## START GIVEN RECORDS

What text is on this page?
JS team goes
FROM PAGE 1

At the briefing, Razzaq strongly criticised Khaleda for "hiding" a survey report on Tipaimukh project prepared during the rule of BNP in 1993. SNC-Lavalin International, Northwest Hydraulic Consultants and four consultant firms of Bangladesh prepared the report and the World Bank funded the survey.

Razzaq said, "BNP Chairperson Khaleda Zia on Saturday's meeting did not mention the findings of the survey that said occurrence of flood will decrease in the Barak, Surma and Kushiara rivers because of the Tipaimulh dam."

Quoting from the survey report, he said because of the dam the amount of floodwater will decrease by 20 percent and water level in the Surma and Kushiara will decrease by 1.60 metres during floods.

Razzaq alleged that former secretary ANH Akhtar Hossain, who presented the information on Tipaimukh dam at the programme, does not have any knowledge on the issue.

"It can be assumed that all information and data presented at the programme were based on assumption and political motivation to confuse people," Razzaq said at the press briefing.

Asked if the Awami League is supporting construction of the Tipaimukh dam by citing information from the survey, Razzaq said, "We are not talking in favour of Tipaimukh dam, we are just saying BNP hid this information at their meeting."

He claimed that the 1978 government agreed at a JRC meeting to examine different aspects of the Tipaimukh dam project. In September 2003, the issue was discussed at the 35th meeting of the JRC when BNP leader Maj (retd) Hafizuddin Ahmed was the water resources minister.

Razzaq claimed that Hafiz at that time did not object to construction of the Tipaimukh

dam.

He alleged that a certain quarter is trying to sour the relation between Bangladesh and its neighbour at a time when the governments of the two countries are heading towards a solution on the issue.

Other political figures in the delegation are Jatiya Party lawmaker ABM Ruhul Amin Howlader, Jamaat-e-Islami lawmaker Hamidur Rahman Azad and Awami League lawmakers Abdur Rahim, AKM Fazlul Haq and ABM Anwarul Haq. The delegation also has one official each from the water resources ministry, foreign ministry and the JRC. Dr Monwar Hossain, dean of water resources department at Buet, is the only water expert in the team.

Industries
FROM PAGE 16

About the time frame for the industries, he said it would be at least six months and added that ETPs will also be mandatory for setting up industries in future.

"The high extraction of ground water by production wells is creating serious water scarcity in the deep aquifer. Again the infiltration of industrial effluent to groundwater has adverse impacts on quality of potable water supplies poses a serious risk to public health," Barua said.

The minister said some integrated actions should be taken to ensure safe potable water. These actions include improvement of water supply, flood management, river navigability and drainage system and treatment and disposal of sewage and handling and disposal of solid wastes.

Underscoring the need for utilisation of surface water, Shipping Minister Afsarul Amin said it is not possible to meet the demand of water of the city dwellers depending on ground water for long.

## END GIVEN RECORDS

Using the entries above, return each line that includes the word "Surma".

Razzaq said, "BNP Chairperson Khaleda Zia on Saturday's meeting did not mention the findings of the survey that said occurrence of flood will decrease in the Barak, Surma and Kushiara rivers because of the Tipaimulh dam."
Quoting from the survey report, he said because of the dam the amount of floodwater will decrease by 20 percent and water level in the Surma and Kushiara will decrease by 1.60 metres during floods.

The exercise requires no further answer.